REQUIRED ACTIONS
A: Answer the following about the voriconazole abstract, one line per answer:
(i) In which hospital and over what period was the study conducted?
(ii) According to the ROC curves, above what steady-state voriconazole Ctrough was the incidence of hepatotoxicity increased?
(iii) What did logistic regression identify as a predictor of attenuated hepatotoxicity after adjustment for confounders?
B: Write the next part of the abstract on voriconazole monitoring in pulmonary fungal diseases, starting after its final sentence.

(EXCERPTED TEXT)

Therapeutic drug monitoring and safety evaluation of Voriconazole in the
treatment of pulmonary fungal diseases
Abstract
Aims: To investigate the relationship between steady-state voriconazole
trough concentration (Ctrough) and adverse effects (AEs). Methods: We
conducted a retrospective study in the Jinling Hospital from January
2015 to June 2020. A total of 140 patients receiving voriconazole were
enrolled in this study. The determination and scoring of
voriconazole-associated hepatotoxicity were performed according to the
Roussel Uclaf Causality Assessment Method scoring scale and the severity
of hepatotoxicity was graded according to CTCAE. Results: Compared to
the group without any AEs, voriconazole Ctrough was significantly higher
in the hepatotoxicity and neurotoxicity groups; however, no differences
were observed in other AEs. Receiver operating characteristic (ROC)
curves showed that steady-state voriconazole Ctrough >3.61
mg/L was associated with an increased incidence of hepatotoxicity
(AUC=0.645, P=0.047). Logistic regression analysis showed that timely
voriconazole dose adjustment was a predictor of attenuated
hepatotoxicity after adjustment for confounders, but hepatotoxicity was
not associated with voriconazole Ctrough measured at a single time
point. When gamma-glutamyl transpeptidase (GGT) was included in the
assessment of hepatotoxicity severity, its AE was overestimated.

(End EXCERPTED TEXT)
(GIVEN INFORMATION)

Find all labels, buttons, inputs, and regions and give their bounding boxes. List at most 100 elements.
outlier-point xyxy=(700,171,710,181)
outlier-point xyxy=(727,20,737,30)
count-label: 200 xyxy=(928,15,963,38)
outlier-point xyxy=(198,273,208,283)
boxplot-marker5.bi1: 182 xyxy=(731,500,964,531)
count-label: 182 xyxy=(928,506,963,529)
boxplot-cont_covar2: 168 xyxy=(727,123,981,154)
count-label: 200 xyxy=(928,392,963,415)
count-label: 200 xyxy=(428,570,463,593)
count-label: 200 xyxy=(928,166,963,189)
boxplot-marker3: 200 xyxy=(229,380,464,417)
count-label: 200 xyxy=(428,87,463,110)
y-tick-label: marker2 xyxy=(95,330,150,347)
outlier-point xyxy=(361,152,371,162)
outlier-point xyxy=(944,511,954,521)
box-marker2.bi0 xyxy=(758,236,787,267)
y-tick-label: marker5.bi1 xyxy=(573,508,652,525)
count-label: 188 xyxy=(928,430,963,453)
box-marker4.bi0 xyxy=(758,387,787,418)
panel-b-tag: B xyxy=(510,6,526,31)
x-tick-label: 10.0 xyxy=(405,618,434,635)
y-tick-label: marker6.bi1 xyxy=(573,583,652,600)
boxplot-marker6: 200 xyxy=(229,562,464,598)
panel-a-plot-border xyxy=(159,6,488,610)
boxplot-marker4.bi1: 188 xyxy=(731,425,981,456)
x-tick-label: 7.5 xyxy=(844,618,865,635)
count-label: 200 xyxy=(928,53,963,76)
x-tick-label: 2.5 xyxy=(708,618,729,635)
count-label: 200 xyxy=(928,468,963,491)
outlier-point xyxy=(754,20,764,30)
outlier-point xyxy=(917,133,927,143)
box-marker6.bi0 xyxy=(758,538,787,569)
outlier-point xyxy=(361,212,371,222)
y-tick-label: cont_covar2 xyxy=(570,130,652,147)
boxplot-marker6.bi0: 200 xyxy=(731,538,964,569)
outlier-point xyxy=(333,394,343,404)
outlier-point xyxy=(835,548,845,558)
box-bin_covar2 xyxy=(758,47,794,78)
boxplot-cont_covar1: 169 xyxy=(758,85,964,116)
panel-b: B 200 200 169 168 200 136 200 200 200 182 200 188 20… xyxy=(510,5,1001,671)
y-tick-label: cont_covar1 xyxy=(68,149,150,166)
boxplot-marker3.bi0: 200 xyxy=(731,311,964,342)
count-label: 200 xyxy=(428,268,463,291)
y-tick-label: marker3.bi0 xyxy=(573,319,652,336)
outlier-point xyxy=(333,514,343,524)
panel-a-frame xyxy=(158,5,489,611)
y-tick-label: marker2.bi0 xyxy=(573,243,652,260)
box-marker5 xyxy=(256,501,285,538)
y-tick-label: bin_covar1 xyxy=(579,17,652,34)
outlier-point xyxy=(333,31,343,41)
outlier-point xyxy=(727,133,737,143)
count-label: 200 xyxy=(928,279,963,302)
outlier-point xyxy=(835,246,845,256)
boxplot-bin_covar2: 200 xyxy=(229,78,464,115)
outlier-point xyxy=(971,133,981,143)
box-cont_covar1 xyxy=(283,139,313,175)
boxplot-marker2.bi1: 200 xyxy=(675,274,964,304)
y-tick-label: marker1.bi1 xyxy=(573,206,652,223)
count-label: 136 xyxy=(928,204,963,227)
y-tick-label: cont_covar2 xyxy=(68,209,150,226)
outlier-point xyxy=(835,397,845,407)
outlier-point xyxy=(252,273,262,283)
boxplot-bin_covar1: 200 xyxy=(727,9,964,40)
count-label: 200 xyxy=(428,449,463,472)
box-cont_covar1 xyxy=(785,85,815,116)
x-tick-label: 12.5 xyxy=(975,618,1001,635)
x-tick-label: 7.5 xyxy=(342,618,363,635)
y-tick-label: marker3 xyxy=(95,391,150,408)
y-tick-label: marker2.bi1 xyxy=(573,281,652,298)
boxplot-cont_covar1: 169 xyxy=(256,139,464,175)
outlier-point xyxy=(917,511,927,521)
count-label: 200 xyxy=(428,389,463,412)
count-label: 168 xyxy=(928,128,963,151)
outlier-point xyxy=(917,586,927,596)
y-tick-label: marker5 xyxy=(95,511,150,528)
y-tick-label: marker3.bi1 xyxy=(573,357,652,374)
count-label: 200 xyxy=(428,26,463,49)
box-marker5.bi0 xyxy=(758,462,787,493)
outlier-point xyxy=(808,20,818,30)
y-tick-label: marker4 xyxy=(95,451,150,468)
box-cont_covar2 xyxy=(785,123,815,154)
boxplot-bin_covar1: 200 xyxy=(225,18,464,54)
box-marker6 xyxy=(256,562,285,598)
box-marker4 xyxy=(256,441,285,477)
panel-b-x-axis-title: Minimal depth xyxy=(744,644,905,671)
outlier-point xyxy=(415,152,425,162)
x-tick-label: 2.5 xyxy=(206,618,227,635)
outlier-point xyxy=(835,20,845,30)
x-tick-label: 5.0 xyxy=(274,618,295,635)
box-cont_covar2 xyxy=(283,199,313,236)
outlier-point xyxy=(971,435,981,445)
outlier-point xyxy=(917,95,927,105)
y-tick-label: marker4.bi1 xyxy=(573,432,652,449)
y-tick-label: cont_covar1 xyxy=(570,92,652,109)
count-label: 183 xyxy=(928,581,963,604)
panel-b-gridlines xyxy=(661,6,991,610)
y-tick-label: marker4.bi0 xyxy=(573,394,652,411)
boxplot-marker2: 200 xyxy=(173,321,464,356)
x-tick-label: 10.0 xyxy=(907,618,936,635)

(End GIVEN INFORMATION)

RESPONSES
A:
(i) Jinling Hospital, from January 2015 to June 2020.
(ii) Above 3.61 mg/L (AUC=0.645, P=0.047).
(iii) Timely voriconazole dose adjustment.

B:
Steady-state voriconazole Ctrough and length of treatment were
associated with GGT elevation. Conclusions: Despite an increasing trend
of hepatotoxicity and neurotoxicity with increasing steady-state
voriconazole Ctrough, it may not be sufficient for predicting the
probability of hepatotoxicity. Concomitant co-monitoring of liver
function parameters for 2 weeks after dosing may provide greater
prevention of hepatotoxic events. In patients with long-term
voriconazole usage, GGT is not a reliable indicator of hepatotoxicity,
but it can be used to assess oxidative stress levels.